* [The request]: Where a line holds the word "Unternehmensanleihen", copy that line.

* [Listed records]:

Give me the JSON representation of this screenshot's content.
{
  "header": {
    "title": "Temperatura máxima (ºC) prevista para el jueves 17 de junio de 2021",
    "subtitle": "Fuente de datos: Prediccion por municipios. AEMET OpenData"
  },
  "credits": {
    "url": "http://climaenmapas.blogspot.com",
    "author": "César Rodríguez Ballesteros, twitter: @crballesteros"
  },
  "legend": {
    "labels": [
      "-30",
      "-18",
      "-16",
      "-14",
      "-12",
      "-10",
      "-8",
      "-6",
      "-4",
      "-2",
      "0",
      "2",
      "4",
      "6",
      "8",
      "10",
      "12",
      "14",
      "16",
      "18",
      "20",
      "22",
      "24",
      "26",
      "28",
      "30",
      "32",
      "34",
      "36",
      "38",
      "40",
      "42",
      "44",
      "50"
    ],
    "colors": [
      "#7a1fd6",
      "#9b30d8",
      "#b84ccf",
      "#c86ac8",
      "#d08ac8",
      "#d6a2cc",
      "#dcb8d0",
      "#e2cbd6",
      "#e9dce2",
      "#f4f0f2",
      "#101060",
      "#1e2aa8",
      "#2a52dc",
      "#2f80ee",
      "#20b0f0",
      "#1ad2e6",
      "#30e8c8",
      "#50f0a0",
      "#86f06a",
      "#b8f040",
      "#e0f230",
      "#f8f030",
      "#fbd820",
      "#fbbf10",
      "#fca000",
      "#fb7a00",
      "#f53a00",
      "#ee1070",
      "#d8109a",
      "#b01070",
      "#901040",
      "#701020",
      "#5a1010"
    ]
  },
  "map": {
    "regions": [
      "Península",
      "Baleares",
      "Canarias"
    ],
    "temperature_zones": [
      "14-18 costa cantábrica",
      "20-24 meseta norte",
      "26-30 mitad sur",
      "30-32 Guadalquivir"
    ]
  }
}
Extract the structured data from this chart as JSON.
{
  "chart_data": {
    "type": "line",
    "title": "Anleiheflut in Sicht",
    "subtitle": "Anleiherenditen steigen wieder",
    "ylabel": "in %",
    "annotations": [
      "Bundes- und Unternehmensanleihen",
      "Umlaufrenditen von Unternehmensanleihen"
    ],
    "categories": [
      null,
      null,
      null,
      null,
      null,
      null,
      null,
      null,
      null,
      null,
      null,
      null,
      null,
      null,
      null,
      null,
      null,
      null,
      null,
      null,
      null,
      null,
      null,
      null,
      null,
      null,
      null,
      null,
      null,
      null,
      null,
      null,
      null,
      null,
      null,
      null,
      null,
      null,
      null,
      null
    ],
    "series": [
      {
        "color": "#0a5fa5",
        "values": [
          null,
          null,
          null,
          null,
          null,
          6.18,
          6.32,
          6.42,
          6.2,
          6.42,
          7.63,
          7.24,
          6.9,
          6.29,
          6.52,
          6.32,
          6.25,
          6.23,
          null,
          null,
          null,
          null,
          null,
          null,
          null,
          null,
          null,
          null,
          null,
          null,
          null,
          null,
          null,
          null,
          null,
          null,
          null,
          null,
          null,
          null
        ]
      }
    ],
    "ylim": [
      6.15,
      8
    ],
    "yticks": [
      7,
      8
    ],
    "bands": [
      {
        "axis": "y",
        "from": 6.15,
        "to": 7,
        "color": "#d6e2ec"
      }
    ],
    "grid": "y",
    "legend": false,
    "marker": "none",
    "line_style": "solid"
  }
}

* [Written answer]:
      "Bundes- und Unternehmensanleihen",
      "Umlaufrenditen von Unternehmensanleihen"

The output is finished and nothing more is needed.